DATASET RECORDS
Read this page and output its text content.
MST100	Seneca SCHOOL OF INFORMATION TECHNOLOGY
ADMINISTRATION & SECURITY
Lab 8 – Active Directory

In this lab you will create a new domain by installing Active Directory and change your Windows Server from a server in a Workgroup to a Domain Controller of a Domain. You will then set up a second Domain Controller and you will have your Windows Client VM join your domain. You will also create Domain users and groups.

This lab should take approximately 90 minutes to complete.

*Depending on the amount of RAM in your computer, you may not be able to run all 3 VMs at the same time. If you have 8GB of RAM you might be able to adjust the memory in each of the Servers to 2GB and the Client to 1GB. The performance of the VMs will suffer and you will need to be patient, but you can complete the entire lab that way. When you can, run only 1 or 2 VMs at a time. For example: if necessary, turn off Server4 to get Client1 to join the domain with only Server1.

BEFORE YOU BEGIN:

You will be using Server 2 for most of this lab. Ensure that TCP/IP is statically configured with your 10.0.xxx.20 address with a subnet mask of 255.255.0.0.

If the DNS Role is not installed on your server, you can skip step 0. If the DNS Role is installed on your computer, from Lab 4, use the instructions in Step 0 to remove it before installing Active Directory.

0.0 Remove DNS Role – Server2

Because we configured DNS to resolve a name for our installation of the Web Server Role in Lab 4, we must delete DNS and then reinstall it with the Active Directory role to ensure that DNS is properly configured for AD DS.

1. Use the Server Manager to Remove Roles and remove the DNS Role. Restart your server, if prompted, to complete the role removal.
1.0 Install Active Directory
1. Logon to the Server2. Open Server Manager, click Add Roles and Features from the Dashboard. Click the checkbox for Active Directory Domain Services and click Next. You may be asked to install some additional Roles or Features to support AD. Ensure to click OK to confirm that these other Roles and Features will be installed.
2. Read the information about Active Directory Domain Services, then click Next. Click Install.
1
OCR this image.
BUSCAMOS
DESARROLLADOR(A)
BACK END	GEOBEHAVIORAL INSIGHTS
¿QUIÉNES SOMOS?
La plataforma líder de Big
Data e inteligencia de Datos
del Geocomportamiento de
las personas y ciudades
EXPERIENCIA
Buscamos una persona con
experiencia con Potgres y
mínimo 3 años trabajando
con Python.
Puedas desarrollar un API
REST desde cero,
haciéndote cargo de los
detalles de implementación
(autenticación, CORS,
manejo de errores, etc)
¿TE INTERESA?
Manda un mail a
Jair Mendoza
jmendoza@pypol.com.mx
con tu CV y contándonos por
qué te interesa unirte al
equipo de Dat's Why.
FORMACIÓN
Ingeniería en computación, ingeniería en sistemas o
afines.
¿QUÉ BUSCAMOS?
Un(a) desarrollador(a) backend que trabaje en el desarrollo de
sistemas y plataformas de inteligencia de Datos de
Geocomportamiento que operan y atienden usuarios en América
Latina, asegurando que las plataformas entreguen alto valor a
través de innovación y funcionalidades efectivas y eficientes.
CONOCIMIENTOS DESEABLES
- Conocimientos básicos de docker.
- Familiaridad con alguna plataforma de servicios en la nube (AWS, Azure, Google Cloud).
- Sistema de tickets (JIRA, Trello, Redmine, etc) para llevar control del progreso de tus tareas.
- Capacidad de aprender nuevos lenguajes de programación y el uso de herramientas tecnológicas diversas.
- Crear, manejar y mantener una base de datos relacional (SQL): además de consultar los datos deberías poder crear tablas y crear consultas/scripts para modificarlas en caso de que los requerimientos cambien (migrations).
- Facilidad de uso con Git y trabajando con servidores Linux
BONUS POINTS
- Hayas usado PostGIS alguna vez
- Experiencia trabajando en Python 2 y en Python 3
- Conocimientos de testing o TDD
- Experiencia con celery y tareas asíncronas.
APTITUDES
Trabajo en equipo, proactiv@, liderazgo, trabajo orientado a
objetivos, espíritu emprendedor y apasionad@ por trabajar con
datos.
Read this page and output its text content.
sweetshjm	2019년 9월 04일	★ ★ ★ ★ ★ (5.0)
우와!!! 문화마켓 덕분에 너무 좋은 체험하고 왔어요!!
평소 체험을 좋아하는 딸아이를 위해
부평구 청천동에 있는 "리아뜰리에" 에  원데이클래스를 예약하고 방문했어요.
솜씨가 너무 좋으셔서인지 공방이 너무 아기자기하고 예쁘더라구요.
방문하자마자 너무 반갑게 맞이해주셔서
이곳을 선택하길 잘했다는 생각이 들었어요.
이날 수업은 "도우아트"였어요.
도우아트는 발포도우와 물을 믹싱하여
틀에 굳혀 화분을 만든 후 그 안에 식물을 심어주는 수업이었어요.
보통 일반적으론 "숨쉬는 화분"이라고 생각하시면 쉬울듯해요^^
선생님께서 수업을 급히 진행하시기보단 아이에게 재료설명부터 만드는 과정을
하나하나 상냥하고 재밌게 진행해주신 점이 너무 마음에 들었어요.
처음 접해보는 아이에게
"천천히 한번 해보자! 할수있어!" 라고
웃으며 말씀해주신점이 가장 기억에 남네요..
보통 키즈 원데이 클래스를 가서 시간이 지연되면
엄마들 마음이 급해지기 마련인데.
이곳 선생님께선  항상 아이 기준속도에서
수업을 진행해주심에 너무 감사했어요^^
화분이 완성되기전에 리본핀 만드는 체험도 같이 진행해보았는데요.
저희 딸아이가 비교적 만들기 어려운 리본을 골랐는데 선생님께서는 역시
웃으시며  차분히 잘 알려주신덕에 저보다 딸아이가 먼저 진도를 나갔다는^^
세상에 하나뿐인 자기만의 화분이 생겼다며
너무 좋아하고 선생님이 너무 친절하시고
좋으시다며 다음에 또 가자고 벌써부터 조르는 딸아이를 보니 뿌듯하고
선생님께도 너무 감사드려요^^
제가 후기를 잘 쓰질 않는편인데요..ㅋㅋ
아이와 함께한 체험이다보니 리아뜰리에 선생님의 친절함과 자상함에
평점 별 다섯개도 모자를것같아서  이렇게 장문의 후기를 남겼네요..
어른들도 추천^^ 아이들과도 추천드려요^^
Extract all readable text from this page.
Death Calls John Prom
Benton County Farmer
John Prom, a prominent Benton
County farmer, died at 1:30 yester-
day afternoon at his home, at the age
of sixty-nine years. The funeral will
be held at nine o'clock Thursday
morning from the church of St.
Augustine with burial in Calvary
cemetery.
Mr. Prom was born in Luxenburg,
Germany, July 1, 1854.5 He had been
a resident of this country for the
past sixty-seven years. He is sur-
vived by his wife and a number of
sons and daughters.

WRITTEN REQUEST
Produce an exact repeat of the lines from the one containing "Extract all readable text from this page." through the last line of the data, and nothing more.

ANSWER TO THIS PROBLEM
Extract all readable text from this page.
Death Calls John Prom
Benton County Farmer
John Prom, a prominent Benton
County farmer, died at 1:30 yester-
day afternoon at his home, at the age
of sixty-nine years. The funeral will
be held at nine o'clock Thursday
morning from the church of St.
Augustine with burial in Calvary
cemetery.
Mr. Prom was born in Luxenburg,
Germany, July 1, 1854.5 He had been
a resident of this country for the
past sixty-seven years. He is sur-
vived by his wife and a number of
sons and daughters.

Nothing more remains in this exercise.